* Task inputs
---*---

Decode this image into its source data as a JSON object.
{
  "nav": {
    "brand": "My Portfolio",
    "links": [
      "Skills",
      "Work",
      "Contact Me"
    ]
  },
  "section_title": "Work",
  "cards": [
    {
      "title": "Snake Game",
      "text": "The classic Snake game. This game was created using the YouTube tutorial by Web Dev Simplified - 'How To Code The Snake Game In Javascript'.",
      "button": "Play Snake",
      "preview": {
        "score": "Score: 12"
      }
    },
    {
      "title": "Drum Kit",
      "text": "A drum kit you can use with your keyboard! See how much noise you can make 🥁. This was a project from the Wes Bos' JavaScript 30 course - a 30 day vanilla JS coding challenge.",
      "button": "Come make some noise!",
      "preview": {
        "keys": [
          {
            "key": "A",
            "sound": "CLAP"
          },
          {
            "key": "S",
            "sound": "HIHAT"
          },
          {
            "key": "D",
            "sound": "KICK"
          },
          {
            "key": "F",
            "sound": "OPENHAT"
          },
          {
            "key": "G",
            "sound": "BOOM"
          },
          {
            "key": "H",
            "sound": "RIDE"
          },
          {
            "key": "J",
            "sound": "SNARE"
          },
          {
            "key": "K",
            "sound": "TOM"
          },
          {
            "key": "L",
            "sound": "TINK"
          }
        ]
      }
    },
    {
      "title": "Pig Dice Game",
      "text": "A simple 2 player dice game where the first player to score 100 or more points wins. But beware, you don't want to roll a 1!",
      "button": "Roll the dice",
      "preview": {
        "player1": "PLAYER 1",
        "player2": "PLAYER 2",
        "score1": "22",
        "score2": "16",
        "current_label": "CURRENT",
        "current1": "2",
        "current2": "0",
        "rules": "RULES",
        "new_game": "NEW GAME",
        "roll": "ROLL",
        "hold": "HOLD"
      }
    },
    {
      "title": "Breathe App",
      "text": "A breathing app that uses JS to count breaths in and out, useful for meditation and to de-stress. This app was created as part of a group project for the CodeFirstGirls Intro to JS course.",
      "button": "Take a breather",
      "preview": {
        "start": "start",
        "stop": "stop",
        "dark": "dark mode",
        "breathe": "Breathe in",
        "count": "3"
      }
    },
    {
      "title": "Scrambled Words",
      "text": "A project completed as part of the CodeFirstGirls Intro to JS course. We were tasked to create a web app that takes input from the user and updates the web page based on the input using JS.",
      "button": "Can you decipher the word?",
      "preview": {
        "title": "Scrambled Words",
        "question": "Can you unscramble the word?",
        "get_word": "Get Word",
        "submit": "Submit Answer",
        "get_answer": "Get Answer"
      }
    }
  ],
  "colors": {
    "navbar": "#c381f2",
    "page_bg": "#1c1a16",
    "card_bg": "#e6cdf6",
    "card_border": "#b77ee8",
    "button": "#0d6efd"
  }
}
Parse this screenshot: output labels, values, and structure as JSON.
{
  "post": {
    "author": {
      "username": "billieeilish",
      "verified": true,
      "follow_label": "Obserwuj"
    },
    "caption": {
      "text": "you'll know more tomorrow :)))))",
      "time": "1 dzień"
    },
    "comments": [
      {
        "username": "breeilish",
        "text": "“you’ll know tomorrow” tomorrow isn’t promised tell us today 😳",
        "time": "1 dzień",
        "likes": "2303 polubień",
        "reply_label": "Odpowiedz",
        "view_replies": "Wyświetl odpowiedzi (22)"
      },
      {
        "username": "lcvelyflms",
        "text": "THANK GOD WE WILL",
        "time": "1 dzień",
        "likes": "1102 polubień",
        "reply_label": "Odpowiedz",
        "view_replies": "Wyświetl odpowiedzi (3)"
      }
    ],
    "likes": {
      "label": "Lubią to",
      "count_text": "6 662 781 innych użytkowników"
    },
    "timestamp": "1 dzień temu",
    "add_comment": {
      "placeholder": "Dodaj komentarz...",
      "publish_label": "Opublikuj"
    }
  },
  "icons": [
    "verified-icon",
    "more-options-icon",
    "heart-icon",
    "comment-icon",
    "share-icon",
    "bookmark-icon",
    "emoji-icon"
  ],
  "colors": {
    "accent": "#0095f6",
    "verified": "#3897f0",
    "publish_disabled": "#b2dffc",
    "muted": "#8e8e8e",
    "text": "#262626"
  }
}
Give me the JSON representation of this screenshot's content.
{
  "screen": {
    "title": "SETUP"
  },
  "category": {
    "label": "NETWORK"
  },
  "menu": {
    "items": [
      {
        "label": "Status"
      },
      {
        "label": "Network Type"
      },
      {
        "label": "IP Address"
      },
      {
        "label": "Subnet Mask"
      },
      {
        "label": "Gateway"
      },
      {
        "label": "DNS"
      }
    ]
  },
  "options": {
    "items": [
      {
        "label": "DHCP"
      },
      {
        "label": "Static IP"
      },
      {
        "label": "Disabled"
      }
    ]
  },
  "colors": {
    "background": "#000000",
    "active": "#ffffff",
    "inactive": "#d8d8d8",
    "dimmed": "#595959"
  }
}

---*---

* Task instructions
Exactly reproduce the material above.

* Finished answer
Decode this image into its source data as a JSON object.
{
  "nav": {
    "brand": "My Portfolio",
    "links": [
      "Skills",
      "Work",
      "Contact Me"
    ]
  },
  "section_title": "Work",
  "cards": [
    {
      "title": "Snake Game",
      "text": "The classic Snake game. This game was created using the YouTube tutorial by Web Dev Simplified - 'How To Code The Snake Game In Javascript'.",
      "button": "Play Snake",
      "preview": {
        "score": "Score: 12"
      }
    },
    {
      "title": "Drum Kit",
      "text": "A drum kit you can use with your keyboard! See how much noise you can make 🥁. This was a project from the Wes Bos' JavaScript 30 course - a 30 day vanilla JS coding challenge.",
      "button": "Come make some noise!",
      "preview": {
        "keys": [
          {
            "key": "A",
            "sound": "CLAP"
          },
          {
            "key": "S",
            "sound": "HIHAT"
          },
          {
            "key": "D",
            "sound": "KICK"
          },
          {
            "key": "F",
            "sound": "OPENHAT"
          },
          {
            "key": "G",
            "sound": "BOOM"
          },
          {
            "key": "H",
            "sound": "RIDE"
          },
          {
            "key": "J",
            "sound": "SNARE"
          },
          {
            "key": "K",
            "sound": "TOM"
          },
          {
            "key": "L",
            "sound": "TINK"
          }
        ]
      }
    },
    {
      "title": "Pig Dice Game",
      "text": "A simple 2 player dice game where the first player to score 100 or more points wins. But beware, you don't want to roll a 1!",
      "button": "Roll the dice",
      "preview": {
        "player1": "PLAYER 1",
        "player2": "PLAYER 2",
        "score1": "22",
        "score2": "16",
        "current_label": "CURRENT",
        "current1": "2",
        "current2": "0",
        "rules": "RULES",
        "new_game": "NEW GAME",
        "roll": "ROLL",
        "hold": "HOLD"
      }
    },
    {
      "title": "Breathe App",
      "text": "A breathing app that uses JS to count breaths in and out, useful for meditation and to de-stress. This app was created as part of a group project for the CodeFirstGirls Intro to JS course.",
      "button": "Take a breather",
      "preview": {
        "start": "start",
        "stop": "stop",
        "dark": "dark mode",
        "breathe": "Breathe in",
        "count": "3"
      }
    },
    {
      "title": "Scrambled Words",
      "text": "A project completed as part of the CodeFirstGirls Intro to JS course. We were tasked to create a web app that takes input from the user and updates the web page based on the input using JS.",
      "button": "Can you decipher the word?",
      "preview": {
        "title": "Scrambled Words",
        "question": "Can you unscramble the word?",
        "get_word": "Get Word",
        "submit": "Submit Answer",
        "get_answer": "Get Answer"
      }
    }
  ],
  "colors": {
    "navbar": "#c381f2",
    "page_bg": "#1c1a16",
    "card_bg": "#e6cdf6",
    "card_border": "#b77ee8",
    "button": "#0d6efd"
  }
}
Parse this screenshot: output labels, values, and structure as JSON.
{
  "post": {
    "author": {
      "username": "billieeilish",
      "verified": true,
      "follow_label": "Obserwuj"
    },
    "caption": {
      "text": "you'll know more tomorrow :)))))",
      "time": "1 dzień"
    },
    "comments": [
      {
        "username": "breeilish",
        "text": "“you’ll know tomorrow” tomorrow isn’t promised tell us today 😳",
        "time": "1 dzień",
        "likes": "2303 polubień",
        "reply_label": "Odpowiedz",
        "view_replies": "Wyświetl odpowiedzi (22)"
      },
      {
        "username": "lcvelyflms",
        "text": "THANK GOD WE WILL",
        "time": "1 dzień",
        "likes": "1102 polubień",
        "reply_label": "Odpowiedz",
        "view_replies": "Wyświetl odpowiedzi (3)"
      }
    ],
    "likes": {
      "label": "Lubią to",
      "count_text": "6 662 781 innych użytkowników"
    },
    "timestamp": "1 dzień temu",
    "add_comment": {
      "placeholder": "Dodaj komentarz...",
      "publish_label": "Opublikuj"
    }
  },
  "icons": [
    "verified-icon",
    "more-options-icon",
    "heart-icon",
    "comment-icon",
    "share-icon",
    "bookmark-icon",
    "emoji-icon"
  ],
  "colors": {
    "accent": "#0095f6",
    "verified": "#3897f0",
    "publish_disabled": "#b2dffc",
    "muted": "#8e8e8e",
    "text": "#262626"
  }
}
Give me the JSON representation of this screenshot's content.
{
  "screen": {
    "title": "SETUP"
  },
  "category": {
    "label": "NETWORK"
  },
  "menu": {
    "items": [
      {
        "label": "Status"
      },
      {
        "label": "Network Type"
      },
      {
        "label": "IP Address"
      },
      {
        "label": "Subnet Mask"
      },
      {
        "label": "Gateway"
      },
      {
        "label": "DNS"
      }
    ]
  },
  "options": {
    "items": [
      {
        "label": "DHCP"
      },
      {
        "label": "Static IP"
      },
      {
        "label": "Disabled"
      }
    ]
  },
  "colors": {
    "background": "#000000",
    "active": "#ffffff",
    "inactive": "#d8d8d8",
    "dimmed": "#595959"
  }
}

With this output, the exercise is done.